• **Task**
Comb through the entries for "kind" and pull out each line that holds it.

• **Entries shown**

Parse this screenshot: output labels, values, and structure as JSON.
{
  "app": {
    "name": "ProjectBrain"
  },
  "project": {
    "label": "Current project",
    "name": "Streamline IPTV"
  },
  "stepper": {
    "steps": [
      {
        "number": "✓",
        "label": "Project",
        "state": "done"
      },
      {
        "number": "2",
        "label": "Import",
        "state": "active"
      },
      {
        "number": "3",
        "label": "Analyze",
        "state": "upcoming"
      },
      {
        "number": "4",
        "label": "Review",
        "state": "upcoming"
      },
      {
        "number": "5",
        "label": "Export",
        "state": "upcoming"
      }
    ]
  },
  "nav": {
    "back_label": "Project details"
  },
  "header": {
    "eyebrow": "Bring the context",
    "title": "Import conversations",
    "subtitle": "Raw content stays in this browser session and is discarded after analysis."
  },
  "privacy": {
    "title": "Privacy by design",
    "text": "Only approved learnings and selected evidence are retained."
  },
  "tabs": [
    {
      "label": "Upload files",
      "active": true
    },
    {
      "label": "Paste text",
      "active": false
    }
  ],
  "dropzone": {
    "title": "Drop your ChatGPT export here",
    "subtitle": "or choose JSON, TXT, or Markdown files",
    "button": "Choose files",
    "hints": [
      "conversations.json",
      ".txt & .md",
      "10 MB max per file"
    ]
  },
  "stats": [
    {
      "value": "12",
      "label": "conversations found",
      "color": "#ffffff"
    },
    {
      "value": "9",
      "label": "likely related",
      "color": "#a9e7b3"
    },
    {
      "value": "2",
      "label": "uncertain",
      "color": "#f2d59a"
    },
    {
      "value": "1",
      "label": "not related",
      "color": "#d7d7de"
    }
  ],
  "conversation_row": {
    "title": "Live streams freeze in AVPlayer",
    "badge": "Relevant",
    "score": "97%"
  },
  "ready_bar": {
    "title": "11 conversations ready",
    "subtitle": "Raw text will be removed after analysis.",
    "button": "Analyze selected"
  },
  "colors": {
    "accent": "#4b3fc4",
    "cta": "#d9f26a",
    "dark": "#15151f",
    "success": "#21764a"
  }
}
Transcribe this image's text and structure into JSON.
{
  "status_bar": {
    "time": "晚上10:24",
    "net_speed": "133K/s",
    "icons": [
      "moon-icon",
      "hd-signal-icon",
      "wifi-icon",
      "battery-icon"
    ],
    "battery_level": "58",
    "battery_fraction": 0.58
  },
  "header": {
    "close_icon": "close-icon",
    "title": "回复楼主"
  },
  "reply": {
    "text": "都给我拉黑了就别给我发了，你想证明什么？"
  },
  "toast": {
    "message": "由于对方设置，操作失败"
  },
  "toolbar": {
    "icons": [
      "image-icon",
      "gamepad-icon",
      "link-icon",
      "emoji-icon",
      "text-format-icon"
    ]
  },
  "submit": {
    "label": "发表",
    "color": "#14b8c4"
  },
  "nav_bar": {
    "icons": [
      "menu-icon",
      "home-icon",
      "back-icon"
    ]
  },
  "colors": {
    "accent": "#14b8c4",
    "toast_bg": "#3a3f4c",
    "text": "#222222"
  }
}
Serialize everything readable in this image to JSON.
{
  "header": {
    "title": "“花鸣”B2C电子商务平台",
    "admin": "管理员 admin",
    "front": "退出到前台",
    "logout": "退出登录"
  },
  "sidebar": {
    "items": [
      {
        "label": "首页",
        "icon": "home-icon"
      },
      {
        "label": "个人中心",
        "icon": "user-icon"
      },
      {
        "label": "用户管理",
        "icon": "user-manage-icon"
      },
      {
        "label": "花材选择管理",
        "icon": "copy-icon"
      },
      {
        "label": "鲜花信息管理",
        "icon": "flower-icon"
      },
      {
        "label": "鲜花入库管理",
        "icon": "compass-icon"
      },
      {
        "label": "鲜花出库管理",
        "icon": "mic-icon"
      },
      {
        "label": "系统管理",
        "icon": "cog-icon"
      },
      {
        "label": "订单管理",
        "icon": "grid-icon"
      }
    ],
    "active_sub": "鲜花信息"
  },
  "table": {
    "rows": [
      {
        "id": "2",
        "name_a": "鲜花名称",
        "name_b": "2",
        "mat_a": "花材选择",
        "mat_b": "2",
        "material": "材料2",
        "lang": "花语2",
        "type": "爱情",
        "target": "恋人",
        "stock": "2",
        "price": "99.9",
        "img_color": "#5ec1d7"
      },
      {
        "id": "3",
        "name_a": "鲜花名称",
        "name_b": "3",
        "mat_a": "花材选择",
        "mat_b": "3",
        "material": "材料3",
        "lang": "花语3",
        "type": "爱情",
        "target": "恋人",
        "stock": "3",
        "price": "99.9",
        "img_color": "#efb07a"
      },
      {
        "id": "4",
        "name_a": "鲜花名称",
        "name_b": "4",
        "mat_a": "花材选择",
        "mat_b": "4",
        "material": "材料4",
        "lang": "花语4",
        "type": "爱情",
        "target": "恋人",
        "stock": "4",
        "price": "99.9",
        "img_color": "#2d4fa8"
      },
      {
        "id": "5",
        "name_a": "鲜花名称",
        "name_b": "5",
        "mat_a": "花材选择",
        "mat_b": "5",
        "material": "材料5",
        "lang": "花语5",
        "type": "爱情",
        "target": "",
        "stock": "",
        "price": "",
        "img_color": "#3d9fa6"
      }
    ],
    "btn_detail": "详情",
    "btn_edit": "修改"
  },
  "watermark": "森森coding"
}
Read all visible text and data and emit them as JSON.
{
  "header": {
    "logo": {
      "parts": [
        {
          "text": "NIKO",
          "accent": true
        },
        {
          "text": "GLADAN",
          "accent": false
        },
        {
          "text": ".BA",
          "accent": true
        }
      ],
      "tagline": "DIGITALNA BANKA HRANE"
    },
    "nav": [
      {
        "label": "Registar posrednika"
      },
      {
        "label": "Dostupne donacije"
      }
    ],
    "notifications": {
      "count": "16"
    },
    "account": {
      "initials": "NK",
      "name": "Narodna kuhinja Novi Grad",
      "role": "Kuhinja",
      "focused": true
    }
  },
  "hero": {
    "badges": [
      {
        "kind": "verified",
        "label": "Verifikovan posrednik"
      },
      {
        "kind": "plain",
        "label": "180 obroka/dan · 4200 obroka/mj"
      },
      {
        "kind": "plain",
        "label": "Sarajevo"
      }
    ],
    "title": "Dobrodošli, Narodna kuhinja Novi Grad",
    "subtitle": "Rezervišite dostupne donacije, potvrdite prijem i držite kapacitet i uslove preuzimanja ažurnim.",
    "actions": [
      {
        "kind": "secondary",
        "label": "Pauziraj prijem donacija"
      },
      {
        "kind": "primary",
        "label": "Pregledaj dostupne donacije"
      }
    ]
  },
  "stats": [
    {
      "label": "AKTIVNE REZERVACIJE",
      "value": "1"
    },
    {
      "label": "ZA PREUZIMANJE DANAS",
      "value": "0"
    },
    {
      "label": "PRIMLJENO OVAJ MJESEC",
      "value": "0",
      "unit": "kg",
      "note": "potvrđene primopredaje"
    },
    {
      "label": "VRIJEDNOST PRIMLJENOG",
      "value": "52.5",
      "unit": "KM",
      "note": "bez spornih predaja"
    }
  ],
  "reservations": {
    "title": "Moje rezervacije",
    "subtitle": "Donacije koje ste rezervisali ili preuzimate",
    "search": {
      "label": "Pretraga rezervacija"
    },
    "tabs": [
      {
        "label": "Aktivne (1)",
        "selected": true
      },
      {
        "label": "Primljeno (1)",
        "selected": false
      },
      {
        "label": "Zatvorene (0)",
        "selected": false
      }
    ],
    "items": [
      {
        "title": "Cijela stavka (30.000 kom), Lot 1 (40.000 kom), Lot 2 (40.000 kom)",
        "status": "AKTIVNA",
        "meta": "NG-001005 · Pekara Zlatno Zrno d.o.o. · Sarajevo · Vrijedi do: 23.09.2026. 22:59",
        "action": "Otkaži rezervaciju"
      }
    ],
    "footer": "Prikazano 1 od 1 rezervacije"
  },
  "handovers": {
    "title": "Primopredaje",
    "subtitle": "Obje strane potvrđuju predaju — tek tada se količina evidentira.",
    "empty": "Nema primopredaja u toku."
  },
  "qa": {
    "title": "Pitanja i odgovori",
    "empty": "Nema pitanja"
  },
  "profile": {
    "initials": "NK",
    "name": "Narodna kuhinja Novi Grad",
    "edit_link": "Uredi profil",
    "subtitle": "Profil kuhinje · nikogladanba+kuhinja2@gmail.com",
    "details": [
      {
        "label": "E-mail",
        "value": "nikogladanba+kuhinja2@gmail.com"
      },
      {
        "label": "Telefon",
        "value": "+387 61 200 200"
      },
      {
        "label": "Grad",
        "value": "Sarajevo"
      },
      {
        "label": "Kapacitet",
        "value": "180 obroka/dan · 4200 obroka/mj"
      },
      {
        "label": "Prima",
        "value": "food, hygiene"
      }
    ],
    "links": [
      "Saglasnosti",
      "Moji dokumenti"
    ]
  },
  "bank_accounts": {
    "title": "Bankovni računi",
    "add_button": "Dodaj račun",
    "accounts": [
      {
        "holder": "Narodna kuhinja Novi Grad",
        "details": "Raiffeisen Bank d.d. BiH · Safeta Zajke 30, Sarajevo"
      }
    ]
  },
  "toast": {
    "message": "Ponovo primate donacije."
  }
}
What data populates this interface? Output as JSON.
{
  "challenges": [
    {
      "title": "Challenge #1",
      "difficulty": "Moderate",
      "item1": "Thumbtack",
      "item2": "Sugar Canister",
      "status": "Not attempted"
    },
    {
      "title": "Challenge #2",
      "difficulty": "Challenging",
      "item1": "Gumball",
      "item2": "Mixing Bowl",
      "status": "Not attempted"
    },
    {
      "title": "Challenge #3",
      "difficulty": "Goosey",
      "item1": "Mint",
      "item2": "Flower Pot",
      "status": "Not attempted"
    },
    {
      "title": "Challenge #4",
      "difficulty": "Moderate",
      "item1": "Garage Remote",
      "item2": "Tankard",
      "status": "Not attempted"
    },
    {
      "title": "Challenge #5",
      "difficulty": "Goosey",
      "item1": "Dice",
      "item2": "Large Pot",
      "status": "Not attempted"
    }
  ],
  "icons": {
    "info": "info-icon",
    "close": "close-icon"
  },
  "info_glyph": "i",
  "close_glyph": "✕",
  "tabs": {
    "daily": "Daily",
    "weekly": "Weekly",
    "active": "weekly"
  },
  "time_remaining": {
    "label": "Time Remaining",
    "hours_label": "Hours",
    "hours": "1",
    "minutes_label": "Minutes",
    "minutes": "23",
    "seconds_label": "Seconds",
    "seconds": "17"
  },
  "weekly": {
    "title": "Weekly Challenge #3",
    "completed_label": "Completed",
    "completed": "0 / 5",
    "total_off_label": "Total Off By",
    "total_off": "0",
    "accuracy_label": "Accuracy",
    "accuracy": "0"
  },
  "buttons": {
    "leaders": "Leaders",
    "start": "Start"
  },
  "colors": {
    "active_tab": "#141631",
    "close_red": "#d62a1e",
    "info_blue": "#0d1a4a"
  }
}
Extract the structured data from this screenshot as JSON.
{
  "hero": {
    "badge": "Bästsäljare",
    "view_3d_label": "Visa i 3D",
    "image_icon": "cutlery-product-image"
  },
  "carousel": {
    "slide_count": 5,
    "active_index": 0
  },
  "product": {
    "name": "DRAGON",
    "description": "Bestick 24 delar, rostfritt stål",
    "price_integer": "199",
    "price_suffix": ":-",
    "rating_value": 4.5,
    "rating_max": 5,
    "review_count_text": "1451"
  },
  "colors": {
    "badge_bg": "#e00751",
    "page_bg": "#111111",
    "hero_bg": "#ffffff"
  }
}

• **Problem solution**
        "kind": "verified",
        "kind": "plain",
        "kind": "plain",
        "kind": "secondary",
        "kind": "primary",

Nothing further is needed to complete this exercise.